REQUIREMENT – Each line containing the word "marker" must be reported.
━━━━━━━━━━━━━━━━━━━━━━━━━━━━━━
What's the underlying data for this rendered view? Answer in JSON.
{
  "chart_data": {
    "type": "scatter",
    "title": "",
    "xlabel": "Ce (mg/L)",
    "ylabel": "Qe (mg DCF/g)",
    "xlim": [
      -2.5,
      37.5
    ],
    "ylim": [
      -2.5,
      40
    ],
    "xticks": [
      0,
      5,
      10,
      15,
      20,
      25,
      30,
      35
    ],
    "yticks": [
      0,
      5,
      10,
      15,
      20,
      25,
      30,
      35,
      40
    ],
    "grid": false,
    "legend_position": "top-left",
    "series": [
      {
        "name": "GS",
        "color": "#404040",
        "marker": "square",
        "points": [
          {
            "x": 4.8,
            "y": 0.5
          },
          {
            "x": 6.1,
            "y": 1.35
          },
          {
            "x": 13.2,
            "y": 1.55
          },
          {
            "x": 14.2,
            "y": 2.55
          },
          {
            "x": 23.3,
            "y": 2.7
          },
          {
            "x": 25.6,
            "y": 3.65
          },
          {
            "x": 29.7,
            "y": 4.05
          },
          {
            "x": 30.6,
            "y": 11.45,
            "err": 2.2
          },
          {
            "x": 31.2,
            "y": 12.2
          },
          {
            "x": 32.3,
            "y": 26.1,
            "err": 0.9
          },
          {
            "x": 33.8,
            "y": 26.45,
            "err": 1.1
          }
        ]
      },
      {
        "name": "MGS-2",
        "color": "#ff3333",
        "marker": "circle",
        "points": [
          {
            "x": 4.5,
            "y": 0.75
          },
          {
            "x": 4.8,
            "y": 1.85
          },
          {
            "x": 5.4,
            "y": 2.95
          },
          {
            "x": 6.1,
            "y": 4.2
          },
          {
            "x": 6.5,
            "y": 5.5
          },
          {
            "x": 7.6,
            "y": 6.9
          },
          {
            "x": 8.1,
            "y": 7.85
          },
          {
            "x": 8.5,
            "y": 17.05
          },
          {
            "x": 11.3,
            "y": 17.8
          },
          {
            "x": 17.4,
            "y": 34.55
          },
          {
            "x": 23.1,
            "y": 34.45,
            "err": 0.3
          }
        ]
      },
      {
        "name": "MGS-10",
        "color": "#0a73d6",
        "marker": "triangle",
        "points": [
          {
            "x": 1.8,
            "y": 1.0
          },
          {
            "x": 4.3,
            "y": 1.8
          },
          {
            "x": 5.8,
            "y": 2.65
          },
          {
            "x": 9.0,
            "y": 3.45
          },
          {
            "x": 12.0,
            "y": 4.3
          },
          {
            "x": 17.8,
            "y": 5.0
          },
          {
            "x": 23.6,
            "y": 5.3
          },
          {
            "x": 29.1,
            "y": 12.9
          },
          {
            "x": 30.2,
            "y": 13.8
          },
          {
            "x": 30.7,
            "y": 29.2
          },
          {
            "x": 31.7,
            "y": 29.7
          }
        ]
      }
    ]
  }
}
━━━━━━━━━━━━━━━━━━━━━━━━━━━━━━
WRITTEN RESPONSE –
        "marker": "square",
        "marker": "circle",
        "marker": "triangle",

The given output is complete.